● EXERCISE INPUT
+--
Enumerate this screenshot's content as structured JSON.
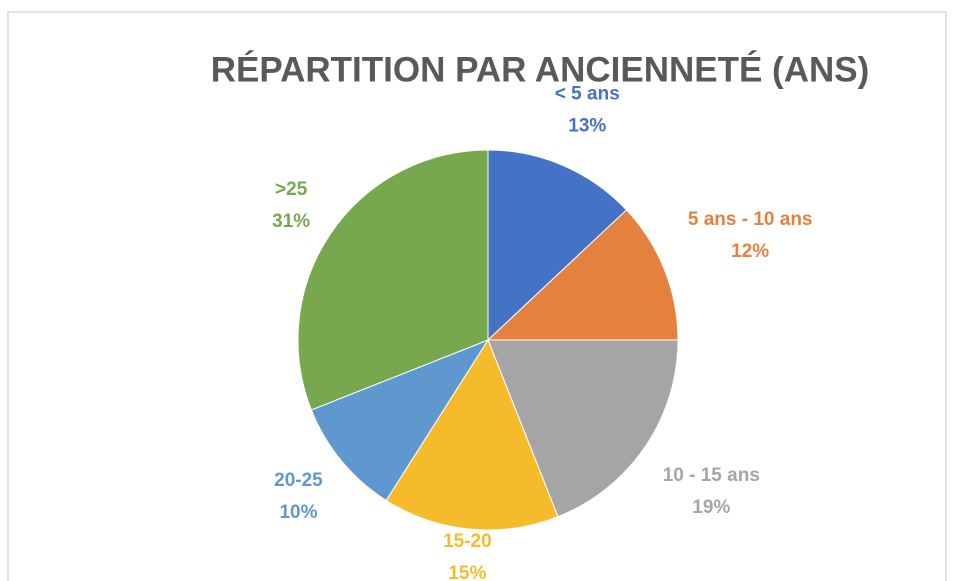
{
  "chart_data": {
    "type": "pie",
    "title": "RÉPARTITION PAR ANCIENNETÉ (ANS)",
    "categories": [
      "< 5 ans",
      "5 ans - 10 ans",
      "10 - 15 ans",
      "15-20",
      "20-25",
      ">25"
    ],
    "values": [
      13,
      12,
      19,
      15,
      10,
      31
    ],
    "value_labels": [
      "13%",
      "12%",
      "19%",
      "15%",
      "10%",
      "31%"
    ],
    "colors": [
      "#4472c4",
      "#e5813e",
      "#a5a5a5",
      "#f5bb2b",
      "#5f98cf",
      "#77a84e"
    ]
  }
}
+--
Give an exact reproduction of every line, leaving out any picture.

● REPLY TO THE TASK
Enumerate this screenshot's content as structured JSON.
{
  "chart_data": {
    "type": "pie",
    "title": "RÉPARTITION PAR ANCIENNETÉ (ANS)",
    "categories": [
      "< 5 ans",
      "5 ans - 10 ans",
      "10 - 15 ans",
      "15-20",
      "20-25",
      ">25"
    ],
    "values": [
      13,
      12,
      19,
      15,
      10,
      31
    ],
    "value_labels": [
      "13%",
      "12%",
      "19%",
      "15%",
      "10%",
      "31%"
    ],
    "colors": [
      "#4472c4",
      "#e5813e",
      "#a5a5a5",
      "#f5bb2b",
      "#5f98cf",
      "#77a84e"
    ]
  }
}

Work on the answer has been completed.